Your reply should be one number: the count of lines holding the word "PATRICK".

--- begin ---

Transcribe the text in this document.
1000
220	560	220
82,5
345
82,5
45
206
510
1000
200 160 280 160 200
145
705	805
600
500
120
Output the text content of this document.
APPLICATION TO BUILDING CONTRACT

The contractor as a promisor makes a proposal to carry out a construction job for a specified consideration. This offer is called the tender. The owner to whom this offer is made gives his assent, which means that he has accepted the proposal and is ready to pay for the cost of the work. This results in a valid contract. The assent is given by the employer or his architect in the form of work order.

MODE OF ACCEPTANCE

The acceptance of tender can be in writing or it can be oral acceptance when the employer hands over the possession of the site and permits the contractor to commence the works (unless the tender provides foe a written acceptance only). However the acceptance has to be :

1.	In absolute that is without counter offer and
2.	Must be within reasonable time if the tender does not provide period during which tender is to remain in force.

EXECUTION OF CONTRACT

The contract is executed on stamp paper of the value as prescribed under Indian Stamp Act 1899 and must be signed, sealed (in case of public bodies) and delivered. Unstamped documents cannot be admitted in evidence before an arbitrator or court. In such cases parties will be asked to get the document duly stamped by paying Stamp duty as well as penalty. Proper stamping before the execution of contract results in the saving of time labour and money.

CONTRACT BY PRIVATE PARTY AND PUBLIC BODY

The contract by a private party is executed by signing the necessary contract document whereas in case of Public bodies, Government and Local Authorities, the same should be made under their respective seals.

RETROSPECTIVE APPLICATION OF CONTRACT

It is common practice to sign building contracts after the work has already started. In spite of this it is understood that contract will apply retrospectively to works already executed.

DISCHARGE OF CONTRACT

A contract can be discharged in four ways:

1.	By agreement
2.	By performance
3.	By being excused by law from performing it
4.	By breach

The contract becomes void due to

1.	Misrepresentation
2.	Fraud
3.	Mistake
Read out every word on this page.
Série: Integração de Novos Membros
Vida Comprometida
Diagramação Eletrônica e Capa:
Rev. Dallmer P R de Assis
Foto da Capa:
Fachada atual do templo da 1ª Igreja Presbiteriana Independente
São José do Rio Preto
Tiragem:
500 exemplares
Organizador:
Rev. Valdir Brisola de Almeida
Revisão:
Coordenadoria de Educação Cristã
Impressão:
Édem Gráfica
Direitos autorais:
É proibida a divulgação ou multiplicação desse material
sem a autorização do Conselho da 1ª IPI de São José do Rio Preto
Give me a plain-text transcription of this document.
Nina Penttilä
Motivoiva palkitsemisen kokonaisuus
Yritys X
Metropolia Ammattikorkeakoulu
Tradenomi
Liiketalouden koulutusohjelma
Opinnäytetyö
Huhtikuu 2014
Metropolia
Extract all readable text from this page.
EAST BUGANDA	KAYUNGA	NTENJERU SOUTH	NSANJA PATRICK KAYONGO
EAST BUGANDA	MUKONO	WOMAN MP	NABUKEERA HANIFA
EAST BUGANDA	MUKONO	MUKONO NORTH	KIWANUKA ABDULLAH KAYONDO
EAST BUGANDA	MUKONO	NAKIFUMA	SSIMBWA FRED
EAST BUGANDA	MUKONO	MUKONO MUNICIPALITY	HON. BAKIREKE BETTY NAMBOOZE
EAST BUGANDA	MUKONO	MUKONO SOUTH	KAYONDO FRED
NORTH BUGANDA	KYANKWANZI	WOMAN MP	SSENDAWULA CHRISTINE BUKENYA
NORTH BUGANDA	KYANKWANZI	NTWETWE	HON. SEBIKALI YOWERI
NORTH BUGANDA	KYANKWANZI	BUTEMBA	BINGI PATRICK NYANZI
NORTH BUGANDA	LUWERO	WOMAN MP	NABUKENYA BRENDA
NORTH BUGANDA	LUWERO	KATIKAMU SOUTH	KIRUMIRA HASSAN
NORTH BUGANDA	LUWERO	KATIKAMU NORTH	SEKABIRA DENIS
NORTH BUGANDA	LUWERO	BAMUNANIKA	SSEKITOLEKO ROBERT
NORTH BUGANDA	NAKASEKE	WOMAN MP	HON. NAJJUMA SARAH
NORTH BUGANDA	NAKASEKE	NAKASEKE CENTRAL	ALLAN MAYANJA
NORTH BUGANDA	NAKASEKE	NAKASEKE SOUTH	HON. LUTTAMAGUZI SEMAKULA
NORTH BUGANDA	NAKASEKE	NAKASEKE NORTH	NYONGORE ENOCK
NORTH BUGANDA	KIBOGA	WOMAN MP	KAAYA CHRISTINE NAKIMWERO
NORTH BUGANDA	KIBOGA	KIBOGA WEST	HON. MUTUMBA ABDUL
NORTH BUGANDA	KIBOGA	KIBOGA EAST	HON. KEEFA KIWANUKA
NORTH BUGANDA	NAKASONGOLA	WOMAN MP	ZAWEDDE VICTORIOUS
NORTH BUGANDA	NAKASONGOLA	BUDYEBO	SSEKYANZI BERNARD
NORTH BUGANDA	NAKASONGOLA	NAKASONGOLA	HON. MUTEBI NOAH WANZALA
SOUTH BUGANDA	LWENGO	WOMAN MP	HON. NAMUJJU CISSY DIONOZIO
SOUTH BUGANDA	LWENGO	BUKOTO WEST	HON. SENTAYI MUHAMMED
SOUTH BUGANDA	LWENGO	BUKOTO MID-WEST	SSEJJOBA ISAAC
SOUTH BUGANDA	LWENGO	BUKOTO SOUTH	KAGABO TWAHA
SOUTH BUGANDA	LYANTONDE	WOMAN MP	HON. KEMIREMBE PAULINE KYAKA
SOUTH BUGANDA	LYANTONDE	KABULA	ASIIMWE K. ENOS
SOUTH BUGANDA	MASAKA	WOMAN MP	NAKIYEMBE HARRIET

--- end ---

=== The reply ===
2